Set problem = Gather up every line from the entries below that uses the word "affected".

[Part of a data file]
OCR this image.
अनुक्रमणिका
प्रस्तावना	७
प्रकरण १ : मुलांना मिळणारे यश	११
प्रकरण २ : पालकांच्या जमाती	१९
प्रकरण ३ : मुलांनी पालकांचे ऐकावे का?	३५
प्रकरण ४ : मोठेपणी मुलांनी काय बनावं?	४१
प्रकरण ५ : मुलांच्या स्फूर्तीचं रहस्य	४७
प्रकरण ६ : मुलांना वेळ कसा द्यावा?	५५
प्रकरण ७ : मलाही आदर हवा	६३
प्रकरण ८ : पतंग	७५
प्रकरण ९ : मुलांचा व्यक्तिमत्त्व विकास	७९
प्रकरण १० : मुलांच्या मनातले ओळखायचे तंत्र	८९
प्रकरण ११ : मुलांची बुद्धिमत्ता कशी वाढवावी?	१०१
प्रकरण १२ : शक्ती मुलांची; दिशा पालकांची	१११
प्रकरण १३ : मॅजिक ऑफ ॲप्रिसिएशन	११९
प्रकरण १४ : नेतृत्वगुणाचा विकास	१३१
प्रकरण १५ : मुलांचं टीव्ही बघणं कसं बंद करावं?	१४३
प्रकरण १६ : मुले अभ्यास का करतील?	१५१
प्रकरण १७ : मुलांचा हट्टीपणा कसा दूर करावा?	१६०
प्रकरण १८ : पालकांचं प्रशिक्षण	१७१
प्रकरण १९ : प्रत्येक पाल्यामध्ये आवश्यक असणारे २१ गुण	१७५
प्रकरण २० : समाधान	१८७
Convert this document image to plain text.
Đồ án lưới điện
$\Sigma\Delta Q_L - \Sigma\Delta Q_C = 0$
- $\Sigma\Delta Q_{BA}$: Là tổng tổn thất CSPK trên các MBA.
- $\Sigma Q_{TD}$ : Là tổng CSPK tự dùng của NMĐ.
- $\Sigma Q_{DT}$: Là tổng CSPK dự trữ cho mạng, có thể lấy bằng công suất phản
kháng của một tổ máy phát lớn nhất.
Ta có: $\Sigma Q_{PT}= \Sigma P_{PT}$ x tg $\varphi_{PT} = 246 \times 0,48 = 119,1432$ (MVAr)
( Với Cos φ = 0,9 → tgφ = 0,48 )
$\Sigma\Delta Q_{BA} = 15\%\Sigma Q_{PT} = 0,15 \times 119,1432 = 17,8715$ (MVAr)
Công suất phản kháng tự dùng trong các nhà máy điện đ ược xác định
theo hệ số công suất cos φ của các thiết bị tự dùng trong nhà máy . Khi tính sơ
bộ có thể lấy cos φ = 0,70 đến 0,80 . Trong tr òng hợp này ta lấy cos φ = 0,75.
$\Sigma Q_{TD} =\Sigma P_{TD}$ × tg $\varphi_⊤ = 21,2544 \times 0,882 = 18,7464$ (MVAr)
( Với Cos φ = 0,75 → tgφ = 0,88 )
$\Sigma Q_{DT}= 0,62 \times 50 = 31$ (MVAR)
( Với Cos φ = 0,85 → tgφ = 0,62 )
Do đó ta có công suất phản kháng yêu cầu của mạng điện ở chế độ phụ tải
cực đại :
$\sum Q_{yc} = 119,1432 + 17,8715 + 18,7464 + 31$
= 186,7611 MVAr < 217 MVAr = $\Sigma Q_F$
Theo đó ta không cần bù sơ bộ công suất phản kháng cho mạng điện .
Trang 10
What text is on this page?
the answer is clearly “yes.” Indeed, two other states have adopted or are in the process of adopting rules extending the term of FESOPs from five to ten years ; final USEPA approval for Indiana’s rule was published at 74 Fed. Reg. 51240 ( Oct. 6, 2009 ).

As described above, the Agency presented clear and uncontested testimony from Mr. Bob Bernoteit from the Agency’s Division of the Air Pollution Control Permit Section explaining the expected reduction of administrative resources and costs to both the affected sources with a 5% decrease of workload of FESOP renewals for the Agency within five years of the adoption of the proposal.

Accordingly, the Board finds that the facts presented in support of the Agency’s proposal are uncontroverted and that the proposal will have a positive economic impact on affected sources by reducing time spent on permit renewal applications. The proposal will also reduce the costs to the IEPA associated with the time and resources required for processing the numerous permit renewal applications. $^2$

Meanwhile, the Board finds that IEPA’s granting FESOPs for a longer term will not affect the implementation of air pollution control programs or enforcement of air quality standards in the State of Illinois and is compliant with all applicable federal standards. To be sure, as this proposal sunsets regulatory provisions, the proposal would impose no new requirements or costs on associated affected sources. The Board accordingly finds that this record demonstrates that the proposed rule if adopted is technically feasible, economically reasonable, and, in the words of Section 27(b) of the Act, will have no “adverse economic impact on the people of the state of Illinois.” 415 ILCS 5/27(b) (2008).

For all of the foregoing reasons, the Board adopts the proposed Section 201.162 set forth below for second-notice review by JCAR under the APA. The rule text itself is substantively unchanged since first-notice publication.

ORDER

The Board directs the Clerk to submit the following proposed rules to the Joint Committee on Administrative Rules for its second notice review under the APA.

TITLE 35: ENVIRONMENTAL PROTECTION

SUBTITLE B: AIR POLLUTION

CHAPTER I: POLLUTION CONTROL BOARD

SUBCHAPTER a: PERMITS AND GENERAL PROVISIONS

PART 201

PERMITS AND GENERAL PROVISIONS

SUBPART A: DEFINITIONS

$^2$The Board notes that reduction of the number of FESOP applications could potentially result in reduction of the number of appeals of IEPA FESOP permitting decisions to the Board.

Solved problem =
As described above, the Agency presented clear and uncontested testimony from Mr. Bob Bernoteit from the Agency’s Division of the Air Pollution Control Permit Section explaining the expected reduction of administrative resources and costs to both the affected sources with a 5% decrease of workload of FESOP renewals for the Agency within five years of the adoption of the proposal.
Accordingly, the Board finds that the facts presented in support of the Agency’s proposal are uncontroverted and that the proposal will have a positive economic impact on affected sources by reducing time spent on permit renewal applications. The proposal will also reduce the costs to the IEPA associated with the time and resources required for processing the numerous permit renewal applications. $^2$
Meanwhile, the Board finds that IEPA’s granting FESOPs for a longer term will not affect the implementation of air pollution control programs or enforcement of air quality standards in the State of Illinois and is compliant with all applicable federal standards. To be sure, as this proposal sunsets regulatory provisions, the proposal would impose no new requirements or costs on associated affected sources. The Board accordingly finds that this record demonstrates that the proposed rule if adopted is technically feasible, economically reasonable, and, in the words of Section 27(b) of the Act, will have no “adverse economic impact on the people of the state of Illinois.” 415 ILCS 5/27(b) (2008).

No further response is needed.